In „The Assessment“ stellt sich diese Frage nicht mehr. Die Umwelt ist
bereits unwirtlich geworden, die Natur nahezu restlos zerstört und
persönliche ethische Erwägungen sind einem gesetzlichen
Fortpflanzungsverbot gewichen: Um ein Kind zeugen zu dürfen, braucht es nun
eine rechtliche Erlaubnis. Und um die zu erlangen, bedarf es wiederum einer
offiziellen Bestätigung der Eignung zur Elternschaft.
Mia (Elizabeth Olsen) und Aaryan (Himesh Patel) bringen dafür wichtige
Voraussetzungen mit. Als Wissenschaftler werden sie als wertvolle
Mitglieder einer neuen Gesellschaft erachtet, die qua einer speziellen
Droge nicht mehr altert: Während sie in einem High-Tech-Gewächshaus mit
Pflanzen experimentiert, um neue Wege für eine nachhaltige
Nahrungsmittelproduktion zu erschließen, forscht er an der Entwicklung
virtueller Nachbildungen von Tieren.

_Aufgaben_
1. Was braucht man laut dem Textauszug, um ein Kind zeugen zu dürfen?
2. Geben Sie den Abschnitt des Textauszugs wieder, der mit den Worten „Mia (Elizabeth Olsen)“ beginnt und mit „Nachbildungen von Tieren.“ endet. Tauschen Sie dabei „Pflanzen“ gegen „Algen“ aus.

_Bereitgestellte Datensätze_
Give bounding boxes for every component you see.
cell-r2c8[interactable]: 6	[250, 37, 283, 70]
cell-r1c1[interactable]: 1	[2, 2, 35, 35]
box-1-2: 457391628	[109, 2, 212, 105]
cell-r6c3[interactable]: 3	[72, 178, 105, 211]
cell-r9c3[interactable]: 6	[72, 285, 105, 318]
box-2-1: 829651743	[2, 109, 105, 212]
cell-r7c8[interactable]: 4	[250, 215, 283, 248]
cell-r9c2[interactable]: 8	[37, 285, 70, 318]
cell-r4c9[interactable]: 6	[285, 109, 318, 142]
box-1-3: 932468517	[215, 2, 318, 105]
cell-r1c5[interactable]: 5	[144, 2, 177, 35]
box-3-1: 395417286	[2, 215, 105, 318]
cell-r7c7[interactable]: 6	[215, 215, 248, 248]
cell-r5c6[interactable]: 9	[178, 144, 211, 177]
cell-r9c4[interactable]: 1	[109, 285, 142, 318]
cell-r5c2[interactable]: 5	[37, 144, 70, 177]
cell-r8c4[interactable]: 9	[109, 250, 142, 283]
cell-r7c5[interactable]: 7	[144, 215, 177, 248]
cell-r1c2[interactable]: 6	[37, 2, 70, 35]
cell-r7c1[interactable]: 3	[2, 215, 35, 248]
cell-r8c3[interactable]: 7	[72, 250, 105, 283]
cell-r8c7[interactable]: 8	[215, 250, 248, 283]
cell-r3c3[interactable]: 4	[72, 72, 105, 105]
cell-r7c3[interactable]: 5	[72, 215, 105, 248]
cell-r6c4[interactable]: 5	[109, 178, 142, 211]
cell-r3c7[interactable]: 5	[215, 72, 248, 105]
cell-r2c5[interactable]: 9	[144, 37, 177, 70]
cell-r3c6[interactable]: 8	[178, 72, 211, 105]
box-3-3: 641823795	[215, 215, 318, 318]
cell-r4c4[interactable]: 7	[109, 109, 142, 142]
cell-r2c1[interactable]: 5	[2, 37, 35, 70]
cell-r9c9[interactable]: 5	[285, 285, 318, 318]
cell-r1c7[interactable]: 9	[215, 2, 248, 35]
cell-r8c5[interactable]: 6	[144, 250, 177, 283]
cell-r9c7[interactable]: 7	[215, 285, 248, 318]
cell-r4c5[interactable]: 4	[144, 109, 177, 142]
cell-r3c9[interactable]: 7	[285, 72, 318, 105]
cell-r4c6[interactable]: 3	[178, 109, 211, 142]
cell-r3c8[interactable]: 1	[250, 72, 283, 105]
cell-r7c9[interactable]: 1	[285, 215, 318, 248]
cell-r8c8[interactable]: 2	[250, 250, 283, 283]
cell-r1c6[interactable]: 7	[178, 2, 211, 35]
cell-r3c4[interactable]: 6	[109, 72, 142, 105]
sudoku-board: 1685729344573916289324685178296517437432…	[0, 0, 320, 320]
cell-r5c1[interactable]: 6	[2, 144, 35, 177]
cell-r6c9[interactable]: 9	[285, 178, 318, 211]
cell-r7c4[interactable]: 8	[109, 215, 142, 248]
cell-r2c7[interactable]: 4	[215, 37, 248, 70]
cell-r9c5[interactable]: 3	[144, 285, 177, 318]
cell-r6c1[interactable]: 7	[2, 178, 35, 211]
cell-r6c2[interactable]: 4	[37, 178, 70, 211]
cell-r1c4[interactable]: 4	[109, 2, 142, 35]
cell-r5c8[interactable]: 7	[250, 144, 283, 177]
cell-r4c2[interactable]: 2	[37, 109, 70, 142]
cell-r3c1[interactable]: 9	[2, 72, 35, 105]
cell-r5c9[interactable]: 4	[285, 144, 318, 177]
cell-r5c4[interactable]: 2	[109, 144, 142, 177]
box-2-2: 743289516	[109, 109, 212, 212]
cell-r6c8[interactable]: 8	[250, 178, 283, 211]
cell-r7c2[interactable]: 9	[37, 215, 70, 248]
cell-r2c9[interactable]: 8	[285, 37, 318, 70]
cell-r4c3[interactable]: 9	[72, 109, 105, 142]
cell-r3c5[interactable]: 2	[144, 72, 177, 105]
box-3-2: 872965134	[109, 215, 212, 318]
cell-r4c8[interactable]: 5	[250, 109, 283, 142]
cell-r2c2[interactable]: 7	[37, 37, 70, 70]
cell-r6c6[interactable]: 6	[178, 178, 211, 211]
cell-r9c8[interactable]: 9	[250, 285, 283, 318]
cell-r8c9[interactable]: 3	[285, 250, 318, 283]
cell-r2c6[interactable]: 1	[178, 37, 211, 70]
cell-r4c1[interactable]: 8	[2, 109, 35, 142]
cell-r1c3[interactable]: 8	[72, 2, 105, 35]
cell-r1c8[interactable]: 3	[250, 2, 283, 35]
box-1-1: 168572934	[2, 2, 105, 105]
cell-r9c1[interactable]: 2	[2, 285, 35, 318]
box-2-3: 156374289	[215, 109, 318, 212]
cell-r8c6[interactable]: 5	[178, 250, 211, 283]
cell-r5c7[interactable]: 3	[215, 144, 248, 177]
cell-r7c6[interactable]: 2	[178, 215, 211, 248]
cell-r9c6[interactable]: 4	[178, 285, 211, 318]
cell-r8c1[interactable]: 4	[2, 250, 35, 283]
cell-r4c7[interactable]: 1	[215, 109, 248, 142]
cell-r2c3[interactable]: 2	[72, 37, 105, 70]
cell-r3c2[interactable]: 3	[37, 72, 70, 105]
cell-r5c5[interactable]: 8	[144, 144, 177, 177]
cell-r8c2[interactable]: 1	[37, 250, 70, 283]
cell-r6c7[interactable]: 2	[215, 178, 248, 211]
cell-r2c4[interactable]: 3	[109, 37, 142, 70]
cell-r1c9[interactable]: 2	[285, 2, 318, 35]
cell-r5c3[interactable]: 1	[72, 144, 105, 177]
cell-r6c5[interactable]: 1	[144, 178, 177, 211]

_Lösungen_
1. Eine rechtliche Erlaubnis.

2.
Mia (Elizabeth Olsen) und Aaryan (Himesh Patel) bringen dafür wichtige
Voraussetzungen mit. Als Wissenschaftler werden sie als wertvolle
Mitglieder einer neuen Gesellschaft erachtet, die qua einer speziellen
Droge nicht mehr altert: Während sie in einem High-Tech-Gewächshaus mit
Algen experimentiert, um neue Wege für eine nachhaltige
Nahrungsmittelproduktion zu erschließen, forscht er an der Entwicklung
virtueller Nachbildungen von Tieren.